▶ [GOAL]: Extract each line holding the word "xlabel" from the entries.

___ LISTING ___

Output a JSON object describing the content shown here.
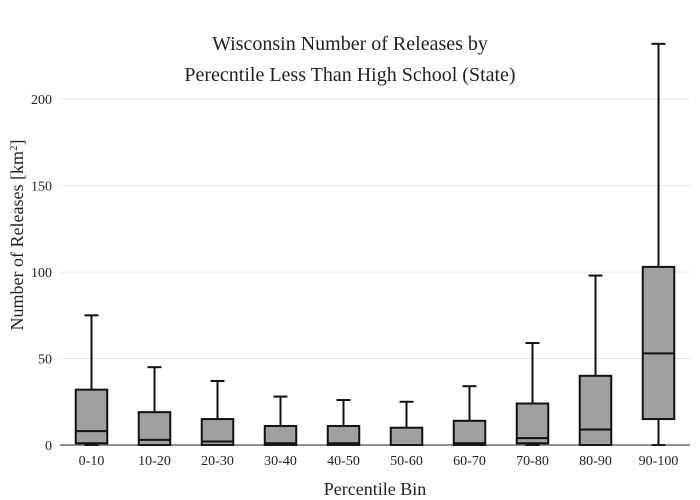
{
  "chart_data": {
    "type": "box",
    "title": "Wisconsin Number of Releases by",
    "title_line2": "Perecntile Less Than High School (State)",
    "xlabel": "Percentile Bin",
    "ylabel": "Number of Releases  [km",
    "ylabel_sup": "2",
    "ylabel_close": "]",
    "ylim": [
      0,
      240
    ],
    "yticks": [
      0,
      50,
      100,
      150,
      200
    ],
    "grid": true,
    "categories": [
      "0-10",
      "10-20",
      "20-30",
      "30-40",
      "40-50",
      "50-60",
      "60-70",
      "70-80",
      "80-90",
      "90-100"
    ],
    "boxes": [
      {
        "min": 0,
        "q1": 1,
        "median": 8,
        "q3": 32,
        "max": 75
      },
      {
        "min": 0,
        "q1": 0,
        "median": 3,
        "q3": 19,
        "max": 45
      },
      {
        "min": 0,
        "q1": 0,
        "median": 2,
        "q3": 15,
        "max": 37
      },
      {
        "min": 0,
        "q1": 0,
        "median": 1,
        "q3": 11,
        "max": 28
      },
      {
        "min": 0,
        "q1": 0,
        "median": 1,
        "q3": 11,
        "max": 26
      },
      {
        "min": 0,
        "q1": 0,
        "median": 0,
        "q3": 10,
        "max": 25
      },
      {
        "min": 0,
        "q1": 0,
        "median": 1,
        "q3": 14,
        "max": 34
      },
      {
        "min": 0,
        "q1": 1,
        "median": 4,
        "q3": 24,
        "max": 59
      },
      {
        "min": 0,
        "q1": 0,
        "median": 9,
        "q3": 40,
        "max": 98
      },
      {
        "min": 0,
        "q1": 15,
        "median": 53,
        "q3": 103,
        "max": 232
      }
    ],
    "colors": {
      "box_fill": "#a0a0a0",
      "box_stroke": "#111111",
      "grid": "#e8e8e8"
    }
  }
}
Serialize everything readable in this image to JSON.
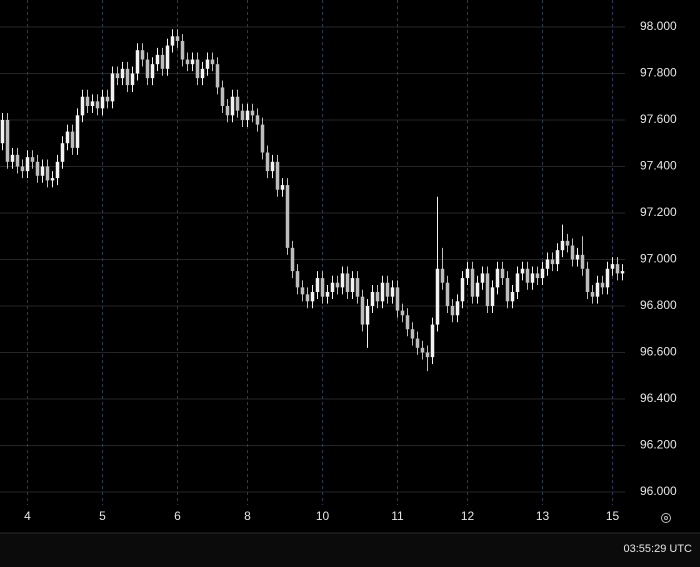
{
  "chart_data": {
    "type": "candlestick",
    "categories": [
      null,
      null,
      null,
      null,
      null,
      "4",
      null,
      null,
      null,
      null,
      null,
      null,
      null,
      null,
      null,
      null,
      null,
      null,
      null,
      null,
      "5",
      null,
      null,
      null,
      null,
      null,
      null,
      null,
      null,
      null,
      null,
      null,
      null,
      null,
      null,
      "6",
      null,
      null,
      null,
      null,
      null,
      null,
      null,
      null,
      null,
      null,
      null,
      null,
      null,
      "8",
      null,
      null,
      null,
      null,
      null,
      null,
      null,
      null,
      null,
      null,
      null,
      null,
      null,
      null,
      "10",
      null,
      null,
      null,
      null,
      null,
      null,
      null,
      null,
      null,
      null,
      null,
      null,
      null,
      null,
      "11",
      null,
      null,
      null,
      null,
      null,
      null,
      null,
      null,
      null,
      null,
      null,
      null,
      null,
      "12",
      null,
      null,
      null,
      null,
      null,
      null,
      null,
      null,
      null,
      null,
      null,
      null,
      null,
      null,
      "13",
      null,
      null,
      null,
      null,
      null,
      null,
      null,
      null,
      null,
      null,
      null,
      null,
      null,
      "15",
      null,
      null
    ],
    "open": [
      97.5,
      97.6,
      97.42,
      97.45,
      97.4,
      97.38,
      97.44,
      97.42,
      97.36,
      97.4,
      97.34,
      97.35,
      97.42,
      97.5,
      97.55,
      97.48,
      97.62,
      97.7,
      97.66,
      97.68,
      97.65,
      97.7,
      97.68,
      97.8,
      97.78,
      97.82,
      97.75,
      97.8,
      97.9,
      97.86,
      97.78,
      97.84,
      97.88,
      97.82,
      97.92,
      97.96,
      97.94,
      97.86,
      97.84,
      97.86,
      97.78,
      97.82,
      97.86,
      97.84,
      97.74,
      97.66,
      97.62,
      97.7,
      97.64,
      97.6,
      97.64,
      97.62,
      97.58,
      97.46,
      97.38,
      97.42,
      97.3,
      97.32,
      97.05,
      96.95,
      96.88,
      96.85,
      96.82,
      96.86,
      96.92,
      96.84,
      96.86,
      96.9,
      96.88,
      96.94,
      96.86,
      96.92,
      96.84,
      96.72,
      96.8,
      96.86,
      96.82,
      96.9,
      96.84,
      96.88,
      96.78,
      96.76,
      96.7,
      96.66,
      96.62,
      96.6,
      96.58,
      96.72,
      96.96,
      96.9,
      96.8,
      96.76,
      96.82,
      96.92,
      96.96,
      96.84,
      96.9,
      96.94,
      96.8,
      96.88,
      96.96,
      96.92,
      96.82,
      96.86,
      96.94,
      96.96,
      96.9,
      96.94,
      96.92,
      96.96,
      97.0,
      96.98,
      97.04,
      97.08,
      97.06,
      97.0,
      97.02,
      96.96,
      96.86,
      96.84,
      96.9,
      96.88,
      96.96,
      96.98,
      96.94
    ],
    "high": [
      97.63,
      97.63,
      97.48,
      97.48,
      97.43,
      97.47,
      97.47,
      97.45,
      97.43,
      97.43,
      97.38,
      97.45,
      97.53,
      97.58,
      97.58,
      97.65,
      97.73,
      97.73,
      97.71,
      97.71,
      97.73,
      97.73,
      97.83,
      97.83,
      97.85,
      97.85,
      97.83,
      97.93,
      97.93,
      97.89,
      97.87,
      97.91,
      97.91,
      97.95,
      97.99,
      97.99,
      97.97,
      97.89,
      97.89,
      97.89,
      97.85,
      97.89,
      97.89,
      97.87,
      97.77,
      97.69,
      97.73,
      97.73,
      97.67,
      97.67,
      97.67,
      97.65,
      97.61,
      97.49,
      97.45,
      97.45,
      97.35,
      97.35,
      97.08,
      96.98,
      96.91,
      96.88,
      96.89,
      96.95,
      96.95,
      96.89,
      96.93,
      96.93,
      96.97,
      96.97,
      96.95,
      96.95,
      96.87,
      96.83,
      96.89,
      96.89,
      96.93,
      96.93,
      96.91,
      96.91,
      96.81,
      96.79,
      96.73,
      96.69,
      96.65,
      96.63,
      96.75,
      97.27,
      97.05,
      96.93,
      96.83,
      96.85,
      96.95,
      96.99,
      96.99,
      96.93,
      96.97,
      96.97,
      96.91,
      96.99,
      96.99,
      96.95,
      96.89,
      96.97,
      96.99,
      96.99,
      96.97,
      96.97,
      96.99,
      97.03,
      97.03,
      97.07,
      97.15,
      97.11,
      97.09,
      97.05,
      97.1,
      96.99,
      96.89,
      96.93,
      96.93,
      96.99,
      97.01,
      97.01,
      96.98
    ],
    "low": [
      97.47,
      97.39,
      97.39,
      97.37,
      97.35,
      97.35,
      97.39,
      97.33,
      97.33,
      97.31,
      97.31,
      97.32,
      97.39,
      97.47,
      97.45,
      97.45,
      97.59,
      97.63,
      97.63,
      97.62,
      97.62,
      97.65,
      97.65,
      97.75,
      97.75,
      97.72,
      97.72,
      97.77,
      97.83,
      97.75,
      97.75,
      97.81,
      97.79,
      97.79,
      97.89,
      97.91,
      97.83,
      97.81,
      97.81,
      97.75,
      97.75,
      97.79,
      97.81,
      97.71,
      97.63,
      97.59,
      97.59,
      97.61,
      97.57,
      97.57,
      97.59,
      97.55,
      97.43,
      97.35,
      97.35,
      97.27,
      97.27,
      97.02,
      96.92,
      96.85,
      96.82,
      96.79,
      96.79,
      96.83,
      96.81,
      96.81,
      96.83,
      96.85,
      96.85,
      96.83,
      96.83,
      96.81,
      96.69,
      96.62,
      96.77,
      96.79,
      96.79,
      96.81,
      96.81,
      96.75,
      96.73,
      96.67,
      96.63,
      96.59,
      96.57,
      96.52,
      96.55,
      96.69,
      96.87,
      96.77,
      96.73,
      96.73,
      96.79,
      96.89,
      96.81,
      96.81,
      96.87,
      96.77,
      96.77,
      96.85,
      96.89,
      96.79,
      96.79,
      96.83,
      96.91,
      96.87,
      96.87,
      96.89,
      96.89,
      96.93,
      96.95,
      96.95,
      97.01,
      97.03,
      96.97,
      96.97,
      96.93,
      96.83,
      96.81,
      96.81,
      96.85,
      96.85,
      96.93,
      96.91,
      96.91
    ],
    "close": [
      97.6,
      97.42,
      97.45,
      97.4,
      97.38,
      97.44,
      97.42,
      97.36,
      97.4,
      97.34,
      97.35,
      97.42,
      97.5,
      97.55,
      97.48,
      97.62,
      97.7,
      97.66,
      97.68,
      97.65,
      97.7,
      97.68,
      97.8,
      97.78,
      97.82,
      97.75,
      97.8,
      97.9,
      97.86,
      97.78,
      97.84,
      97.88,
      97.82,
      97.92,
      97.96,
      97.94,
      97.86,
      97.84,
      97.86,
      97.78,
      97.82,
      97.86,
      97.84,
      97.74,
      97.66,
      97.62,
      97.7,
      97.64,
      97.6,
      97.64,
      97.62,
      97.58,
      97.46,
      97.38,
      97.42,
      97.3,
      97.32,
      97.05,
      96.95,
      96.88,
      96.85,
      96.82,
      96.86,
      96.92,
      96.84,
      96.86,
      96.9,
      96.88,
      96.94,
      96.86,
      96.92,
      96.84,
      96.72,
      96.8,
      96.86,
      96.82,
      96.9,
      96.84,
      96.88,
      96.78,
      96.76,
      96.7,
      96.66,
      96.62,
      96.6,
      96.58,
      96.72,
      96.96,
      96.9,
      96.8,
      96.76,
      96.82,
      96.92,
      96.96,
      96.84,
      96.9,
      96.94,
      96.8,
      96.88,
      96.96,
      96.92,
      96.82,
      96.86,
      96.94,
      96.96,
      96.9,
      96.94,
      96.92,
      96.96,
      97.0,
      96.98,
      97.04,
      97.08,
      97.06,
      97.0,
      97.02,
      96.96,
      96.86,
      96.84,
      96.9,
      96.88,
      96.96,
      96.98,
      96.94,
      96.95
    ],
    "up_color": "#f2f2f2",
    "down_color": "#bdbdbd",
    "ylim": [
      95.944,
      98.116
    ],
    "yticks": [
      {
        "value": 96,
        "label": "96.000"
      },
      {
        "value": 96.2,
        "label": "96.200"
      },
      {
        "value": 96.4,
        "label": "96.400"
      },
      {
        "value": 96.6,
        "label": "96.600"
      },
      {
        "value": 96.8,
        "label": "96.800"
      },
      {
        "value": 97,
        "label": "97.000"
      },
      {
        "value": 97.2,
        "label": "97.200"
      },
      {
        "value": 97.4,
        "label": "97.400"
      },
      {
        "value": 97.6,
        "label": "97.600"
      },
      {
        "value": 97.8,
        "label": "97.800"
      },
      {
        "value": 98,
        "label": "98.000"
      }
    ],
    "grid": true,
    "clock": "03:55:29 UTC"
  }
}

___
___ LISTING ___

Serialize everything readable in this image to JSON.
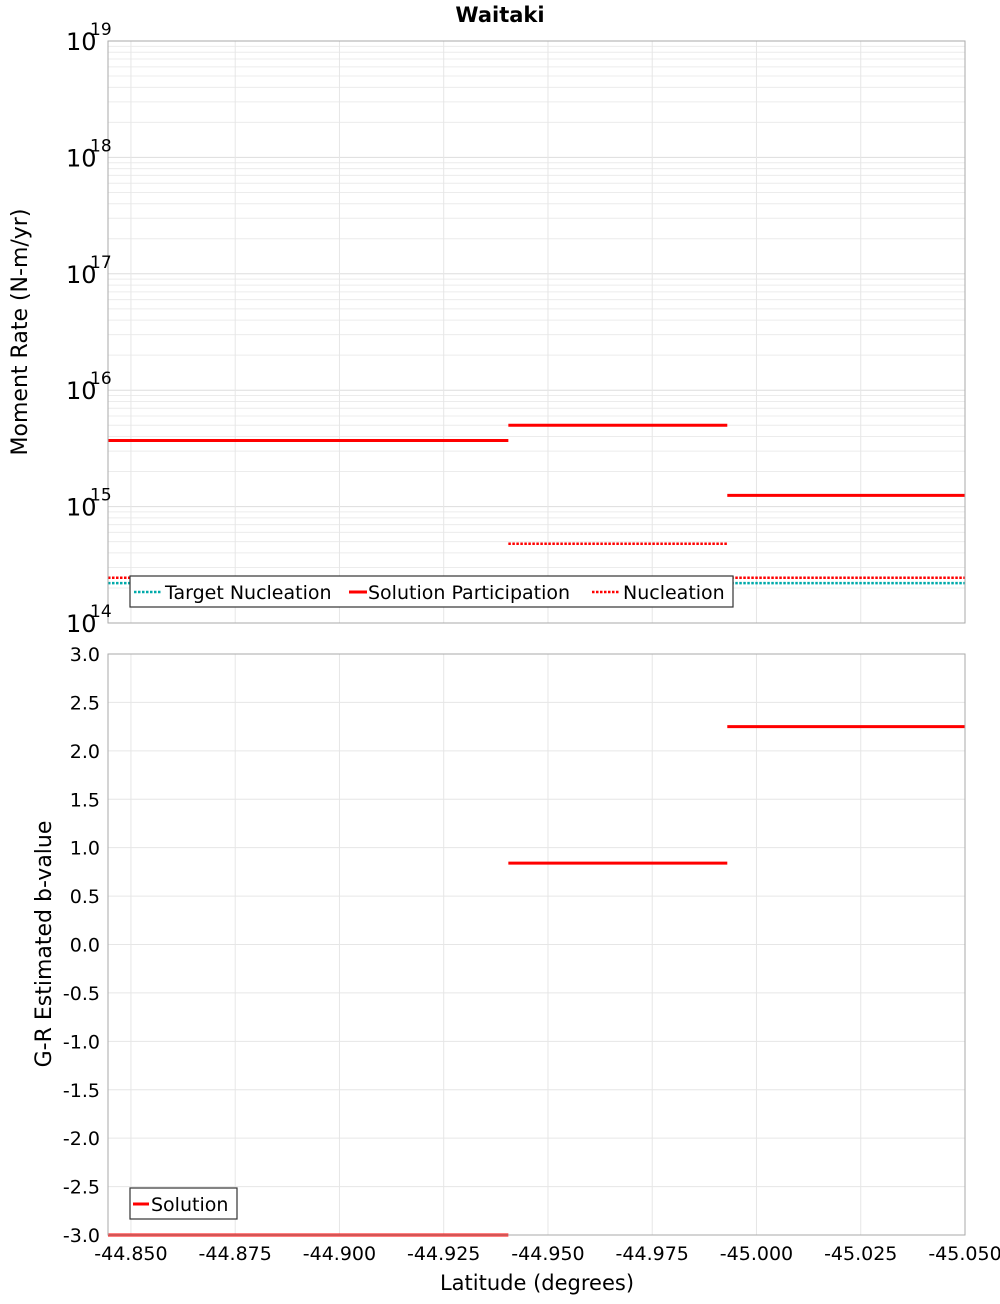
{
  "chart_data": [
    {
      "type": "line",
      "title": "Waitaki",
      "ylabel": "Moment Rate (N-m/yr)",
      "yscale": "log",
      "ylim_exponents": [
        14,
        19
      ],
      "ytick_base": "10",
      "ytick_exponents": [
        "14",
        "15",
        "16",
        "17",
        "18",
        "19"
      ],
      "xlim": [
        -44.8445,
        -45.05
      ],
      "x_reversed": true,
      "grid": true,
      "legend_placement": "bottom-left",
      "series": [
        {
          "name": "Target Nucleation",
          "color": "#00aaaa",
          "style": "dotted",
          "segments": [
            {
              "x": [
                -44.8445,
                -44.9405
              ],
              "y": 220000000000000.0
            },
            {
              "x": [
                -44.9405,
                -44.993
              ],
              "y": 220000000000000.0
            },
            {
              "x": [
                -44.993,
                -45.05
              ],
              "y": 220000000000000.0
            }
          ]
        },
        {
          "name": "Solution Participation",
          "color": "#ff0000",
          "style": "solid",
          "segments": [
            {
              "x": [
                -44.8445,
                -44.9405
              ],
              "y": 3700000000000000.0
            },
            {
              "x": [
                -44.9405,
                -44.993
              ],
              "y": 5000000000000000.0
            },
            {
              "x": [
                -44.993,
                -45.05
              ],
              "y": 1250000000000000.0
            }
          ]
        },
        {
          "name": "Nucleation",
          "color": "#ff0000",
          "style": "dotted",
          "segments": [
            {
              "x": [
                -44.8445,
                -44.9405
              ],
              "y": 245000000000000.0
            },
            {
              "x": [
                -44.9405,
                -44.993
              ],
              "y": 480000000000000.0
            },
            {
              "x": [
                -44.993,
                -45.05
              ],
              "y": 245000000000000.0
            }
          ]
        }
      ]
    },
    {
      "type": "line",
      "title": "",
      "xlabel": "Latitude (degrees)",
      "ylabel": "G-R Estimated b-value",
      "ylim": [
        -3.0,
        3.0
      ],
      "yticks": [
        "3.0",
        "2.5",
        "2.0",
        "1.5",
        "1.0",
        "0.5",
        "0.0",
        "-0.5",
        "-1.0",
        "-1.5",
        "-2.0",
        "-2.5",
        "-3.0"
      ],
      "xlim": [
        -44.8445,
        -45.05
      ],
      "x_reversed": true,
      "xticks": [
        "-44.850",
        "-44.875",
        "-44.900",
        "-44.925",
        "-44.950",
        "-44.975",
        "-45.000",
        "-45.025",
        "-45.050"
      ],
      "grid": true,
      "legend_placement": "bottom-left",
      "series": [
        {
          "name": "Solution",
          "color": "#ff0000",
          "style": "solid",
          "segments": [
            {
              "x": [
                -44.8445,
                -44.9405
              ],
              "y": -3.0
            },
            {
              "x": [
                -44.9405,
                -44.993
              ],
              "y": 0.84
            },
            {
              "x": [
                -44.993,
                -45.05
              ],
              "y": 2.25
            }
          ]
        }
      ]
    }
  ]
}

___

▶ [FULL ANSWER]:
    "xlabel": "Percentile Bin",
      "xlabel": "Latitude (degrees)",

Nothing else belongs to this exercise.